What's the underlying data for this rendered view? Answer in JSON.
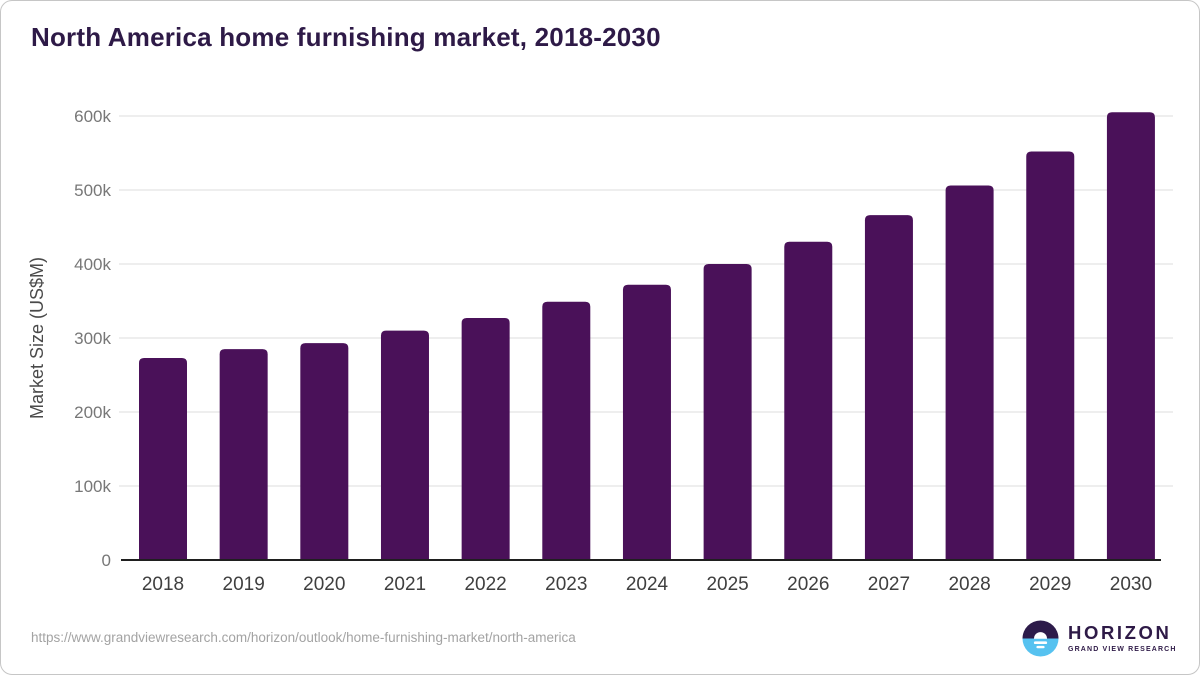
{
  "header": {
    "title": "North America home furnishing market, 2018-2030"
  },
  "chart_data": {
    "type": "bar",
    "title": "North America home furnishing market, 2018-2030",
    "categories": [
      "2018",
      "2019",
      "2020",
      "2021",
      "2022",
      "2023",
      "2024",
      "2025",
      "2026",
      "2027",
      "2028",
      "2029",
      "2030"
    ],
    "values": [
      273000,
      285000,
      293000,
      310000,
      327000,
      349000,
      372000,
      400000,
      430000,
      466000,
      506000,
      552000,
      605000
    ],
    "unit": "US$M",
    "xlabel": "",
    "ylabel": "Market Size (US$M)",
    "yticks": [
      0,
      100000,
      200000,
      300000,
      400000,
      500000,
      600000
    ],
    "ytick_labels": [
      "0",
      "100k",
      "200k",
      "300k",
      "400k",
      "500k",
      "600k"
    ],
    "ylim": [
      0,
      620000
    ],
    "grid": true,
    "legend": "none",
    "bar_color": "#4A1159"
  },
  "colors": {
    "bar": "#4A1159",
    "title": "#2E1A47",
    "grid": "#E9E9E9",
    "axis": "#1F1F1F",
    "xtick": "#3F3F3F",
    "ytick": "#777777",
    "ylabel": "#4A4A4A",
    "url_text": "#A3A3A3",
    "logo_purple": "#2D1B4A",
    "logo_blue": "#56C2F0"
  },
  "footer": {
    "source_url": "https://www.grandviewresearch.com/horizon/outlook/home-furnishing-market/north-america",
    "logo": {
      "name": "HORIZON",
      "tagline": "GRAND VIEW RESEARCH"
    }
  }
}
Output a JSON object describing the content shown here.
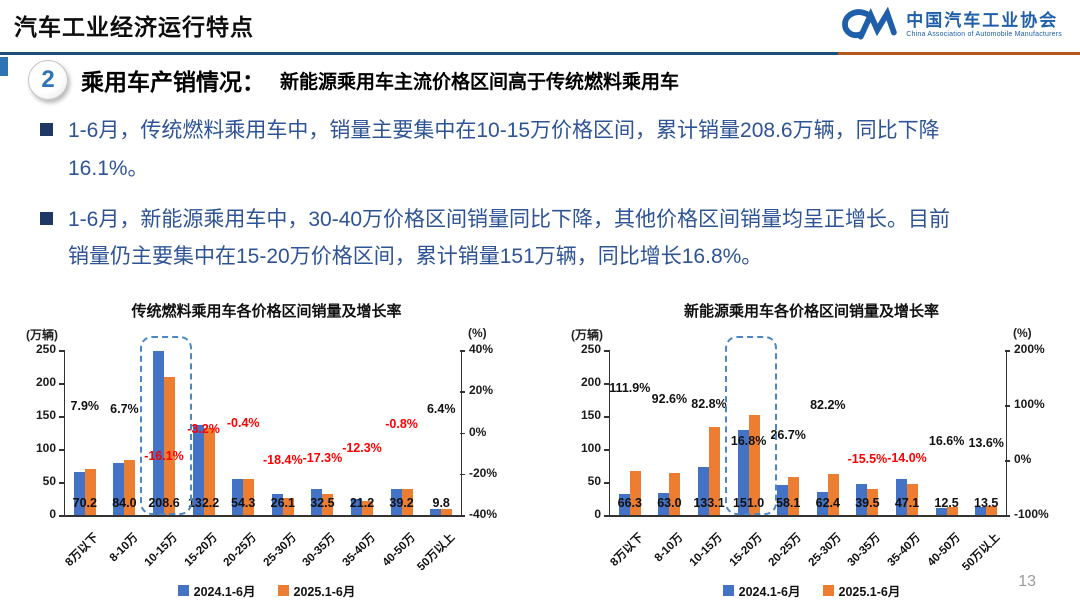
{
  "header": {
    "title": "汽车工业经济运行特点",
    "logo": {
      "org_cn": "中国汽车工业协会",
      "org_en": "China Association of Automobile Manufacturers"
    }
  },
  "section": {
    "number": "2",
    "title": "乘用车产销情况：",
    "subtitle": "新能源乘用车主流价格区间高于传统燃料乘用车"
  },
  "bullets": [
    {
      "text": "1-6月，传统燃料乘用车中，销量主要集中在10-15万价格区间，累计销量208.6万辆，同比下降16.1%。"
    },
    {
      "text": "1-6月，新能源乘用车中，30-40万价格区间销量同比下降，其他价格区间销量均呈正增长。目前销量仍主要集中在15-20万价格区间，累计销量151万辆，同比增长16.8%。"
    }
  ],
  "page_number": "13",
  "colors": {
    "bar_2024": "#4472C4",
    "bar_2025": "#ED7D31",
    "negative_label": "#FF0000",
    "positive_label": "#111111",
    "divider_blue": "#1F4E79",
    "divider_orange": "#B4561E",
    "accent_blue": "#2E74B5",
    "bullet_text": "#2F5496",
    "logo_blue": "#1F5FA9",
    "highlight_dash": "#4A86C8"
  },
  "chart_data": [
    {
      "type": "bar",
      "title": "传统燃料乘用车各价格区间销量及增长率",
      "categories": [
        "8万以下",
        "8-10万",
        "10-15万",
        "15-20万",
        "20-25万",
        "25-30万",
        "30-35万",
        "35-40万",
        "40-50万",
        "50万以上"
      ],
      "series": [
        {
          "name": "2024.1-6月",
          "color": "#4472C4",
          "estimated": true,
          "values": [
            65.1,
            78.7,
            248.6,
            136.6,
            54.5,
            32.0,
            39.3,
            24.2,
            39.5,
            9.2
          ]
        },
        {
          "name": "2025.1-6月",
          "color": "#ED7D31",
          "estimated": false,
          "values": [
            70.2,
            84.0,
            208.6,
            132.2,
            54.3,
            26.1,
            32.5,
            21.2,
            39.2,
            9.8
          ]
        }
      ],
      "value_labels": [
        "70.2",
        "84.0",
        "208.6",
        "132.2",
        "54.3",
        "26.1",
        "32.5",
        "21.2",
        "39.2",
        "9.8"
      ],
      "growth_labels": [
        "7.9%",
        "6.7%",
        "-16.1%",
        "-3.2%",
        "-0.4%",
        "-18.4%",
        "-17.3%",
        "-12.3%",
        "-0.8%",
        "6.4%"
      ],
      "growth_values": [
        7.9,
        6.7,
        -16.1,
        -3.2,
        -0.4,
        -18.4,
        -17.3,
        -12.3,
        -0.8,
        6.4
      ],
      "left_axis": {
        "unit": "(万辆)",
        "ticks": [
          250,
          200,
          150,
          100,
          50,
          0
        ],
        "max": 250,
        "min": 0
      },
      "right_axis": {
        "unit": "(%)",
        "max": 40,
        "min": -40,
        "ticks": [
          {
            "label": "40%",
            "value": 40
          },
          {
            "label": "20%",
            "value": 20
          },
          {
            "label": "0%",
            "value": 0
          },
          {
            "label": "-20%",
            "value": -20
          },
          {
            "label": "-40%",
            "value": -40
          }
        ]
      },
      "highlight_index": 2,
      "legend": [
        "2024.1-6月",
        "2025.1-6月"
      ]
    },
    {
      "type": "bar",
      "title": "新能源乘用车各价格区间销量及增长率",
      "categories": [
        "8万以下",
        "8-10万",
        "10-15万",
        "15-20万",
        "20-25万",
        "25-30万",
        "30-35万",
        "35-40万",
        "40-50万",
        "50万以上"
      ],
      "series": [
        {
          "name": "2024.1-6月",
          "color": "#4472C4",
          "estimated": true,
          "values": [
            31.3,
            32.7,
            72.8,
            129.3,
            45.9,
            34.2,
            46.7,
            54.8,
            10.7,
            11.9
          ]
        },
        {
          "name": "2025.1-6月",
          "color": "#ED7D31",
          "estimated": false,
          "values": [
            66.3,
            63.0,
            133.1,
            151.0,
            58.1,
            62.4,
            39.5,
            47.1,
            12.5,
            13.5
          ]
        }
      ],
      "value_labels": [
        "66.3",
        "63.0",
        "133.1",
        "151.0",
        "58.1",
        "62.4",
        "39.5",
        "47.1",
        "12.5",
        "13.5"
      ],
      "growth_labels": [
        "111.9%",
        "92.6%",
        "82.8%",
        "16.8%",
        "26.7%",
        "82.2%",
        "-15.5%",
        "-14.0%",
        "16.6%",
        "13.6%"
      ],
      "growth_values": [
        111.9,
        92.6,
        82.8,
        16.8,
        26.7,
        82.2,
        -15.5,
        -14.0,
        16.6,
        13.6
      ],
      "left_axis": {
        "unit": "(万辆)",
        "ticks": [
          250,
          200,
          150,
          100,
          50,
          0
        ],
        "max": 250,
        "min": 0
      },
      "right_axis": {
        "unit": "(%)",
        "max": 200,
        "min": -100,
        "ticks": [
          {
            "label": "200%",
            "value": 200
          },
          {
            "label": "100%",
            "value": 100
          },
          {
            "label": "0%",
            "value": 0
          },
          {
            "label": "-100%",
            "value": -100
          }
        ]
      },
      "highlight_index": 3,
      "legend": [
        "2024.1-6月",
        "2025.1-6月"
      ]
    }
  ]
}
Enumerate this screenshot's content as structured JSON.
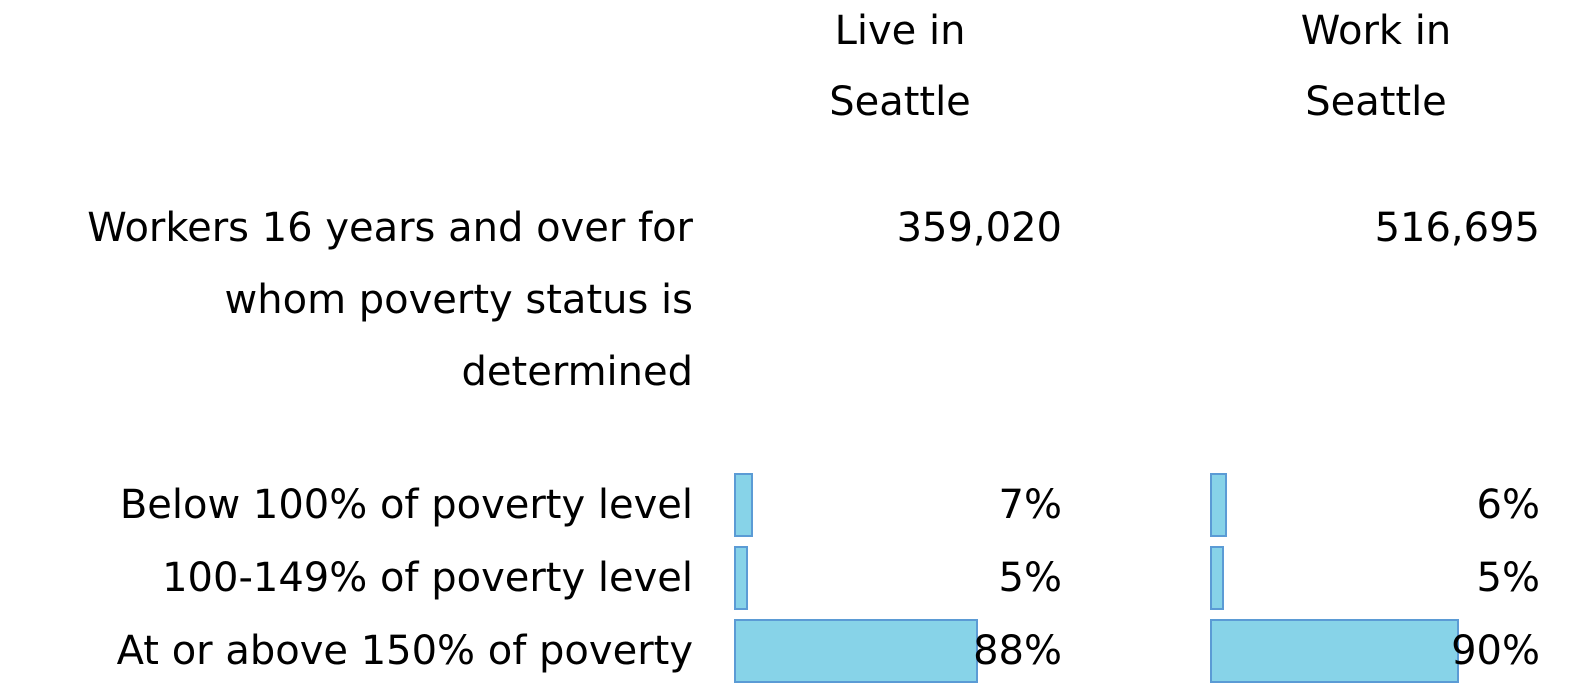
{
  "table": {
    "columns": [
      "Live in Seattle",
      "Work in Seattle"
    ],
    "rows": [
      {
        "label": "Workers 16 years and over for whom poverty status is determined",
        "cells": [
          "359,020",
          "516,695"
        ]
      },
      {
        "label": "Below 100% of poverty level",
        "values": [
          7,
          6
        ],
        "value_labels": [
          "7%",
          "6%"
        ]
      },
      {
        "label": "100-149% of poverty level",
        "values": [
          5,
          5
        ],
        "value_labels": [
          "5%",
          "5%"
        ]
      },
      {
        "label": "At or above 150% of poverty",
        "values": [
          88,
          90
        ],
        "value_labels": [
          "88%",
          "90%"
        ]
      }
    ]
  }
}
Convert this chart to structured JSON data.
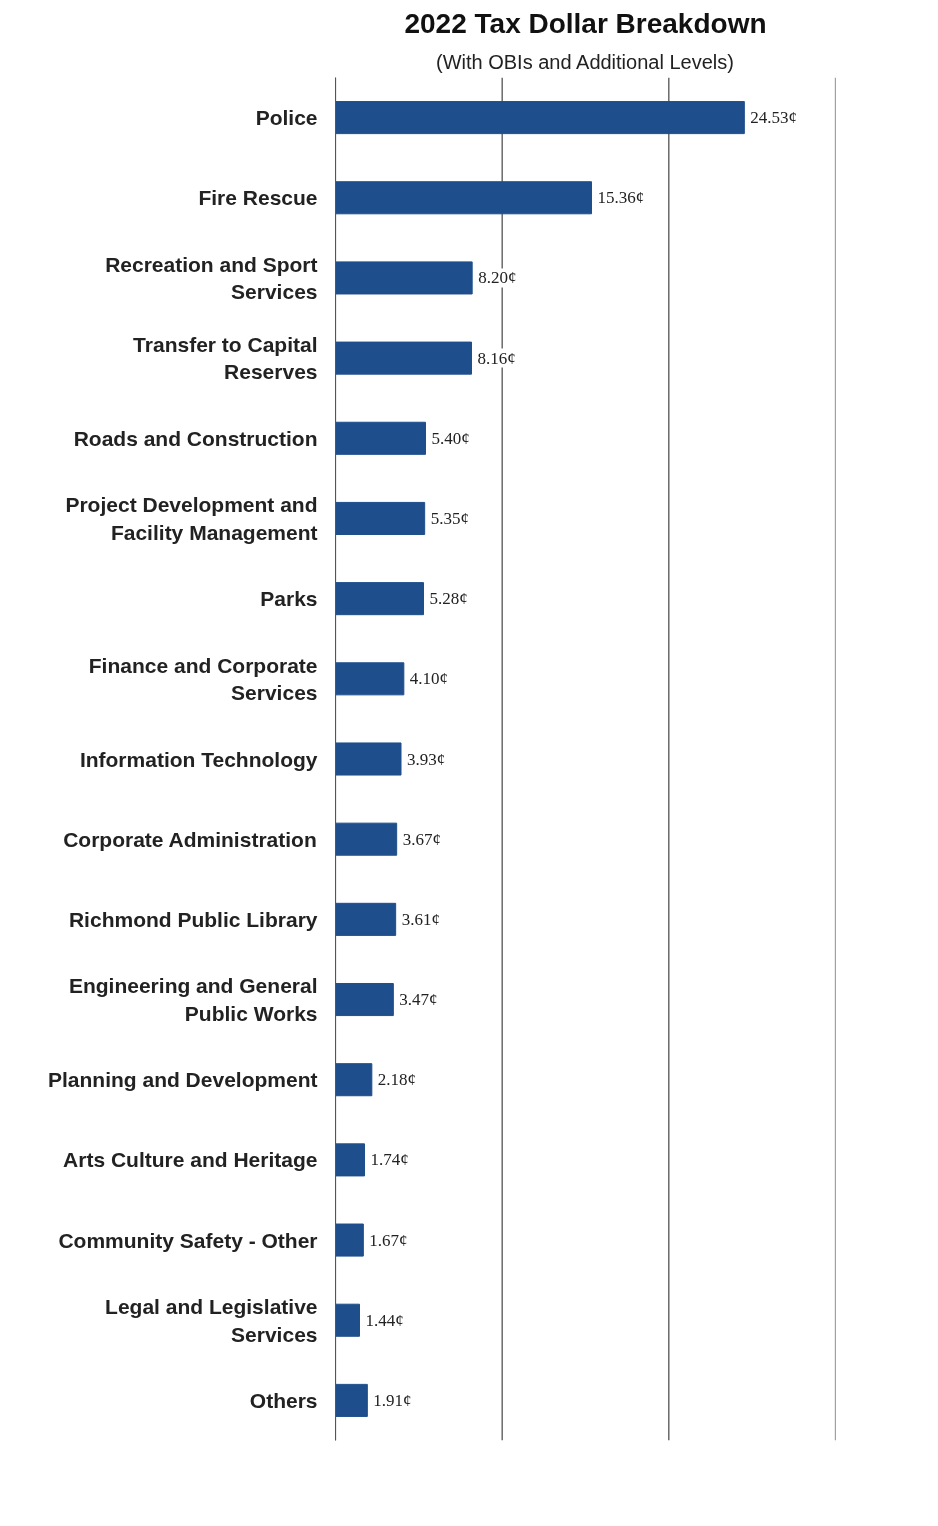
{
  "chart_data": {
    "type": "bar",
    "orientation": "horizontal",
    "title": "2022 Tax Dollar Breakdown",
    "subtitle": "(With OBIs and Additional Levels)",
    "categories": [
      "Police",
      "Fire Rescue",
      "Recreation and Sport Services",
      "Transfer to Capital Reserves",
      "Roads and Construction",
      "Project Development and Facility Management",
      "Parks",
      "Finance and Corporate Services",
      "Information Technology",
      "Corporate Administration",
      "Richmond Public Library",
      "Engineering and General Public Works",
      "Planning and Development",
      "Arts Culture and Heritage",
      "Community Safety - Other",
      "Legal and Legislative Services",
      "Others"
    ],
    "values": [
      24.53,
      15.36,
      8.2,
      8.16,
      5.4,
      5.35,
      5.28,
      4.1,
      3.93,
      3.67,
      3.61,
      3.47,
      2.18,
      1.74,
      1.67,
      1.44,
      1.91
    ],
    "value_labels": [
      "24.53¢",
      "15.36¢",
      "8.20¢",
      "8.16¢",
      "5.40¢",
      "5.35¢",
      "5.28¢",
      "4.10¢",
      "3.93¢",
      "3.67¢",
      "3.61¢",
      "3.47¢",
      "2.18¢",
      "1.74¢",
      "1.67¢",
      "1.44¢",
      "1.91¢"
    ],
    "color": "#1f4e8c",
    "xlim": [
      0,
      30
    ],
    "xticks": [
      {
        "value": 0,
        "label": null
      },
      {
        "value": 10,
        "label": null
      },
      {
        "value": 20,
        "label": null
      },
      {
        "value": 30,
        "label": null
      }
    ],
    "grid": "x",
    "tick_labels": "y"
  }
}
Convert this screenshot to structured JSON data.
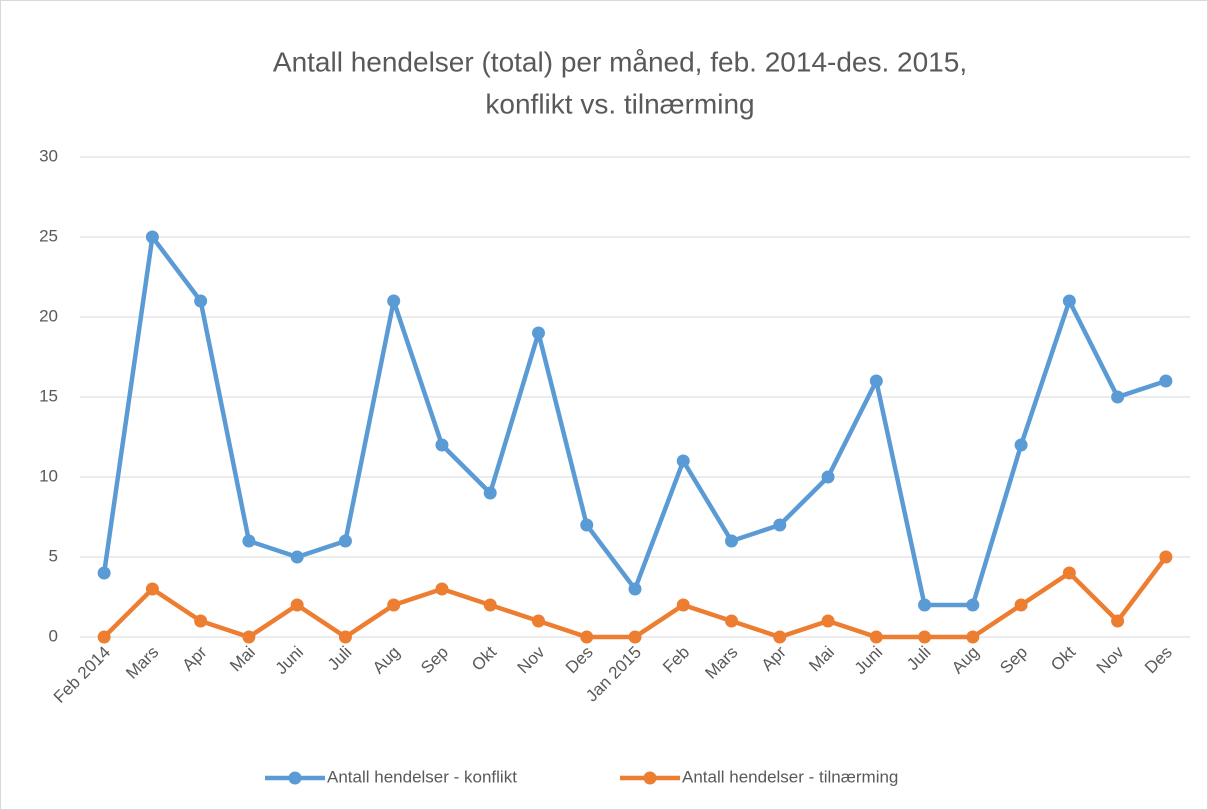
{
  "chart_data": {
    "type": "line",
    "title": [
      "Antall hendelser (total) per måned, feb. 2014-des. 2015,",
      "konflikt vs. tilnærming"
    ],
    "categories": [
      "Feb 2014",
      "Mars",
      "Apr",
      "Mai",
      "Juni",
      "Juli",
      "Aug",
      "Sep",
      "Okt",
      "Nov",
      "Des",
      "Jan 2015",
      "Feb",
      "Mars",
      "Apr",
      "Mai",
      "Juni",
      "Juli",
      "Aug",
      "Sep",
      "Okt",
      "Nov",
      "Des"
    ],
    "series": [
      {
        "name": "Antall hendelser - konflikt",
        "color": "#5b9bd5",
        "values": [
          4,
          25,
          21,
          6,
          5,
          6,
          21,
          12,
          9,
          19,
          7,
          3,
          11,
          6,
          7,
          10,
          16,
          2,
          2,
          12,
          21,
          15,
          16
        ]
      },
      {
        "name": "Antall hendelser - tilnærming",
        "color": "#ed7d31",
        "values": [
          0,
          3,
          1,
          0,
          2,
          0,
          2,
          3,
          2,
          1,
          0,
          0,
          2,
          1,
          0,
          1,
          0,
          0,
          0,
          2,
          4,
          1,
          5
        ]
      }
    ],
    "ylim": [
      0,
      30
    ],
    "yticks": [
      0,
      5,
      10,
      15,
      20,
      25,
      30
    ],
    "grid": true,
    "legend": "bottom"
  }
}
=-=-=
Pull out every line holding "grid" from the records above, and copy it.

    "grid": true,
    "grid": "#E9E9E9",
    "grid": "x",
    "grid": true,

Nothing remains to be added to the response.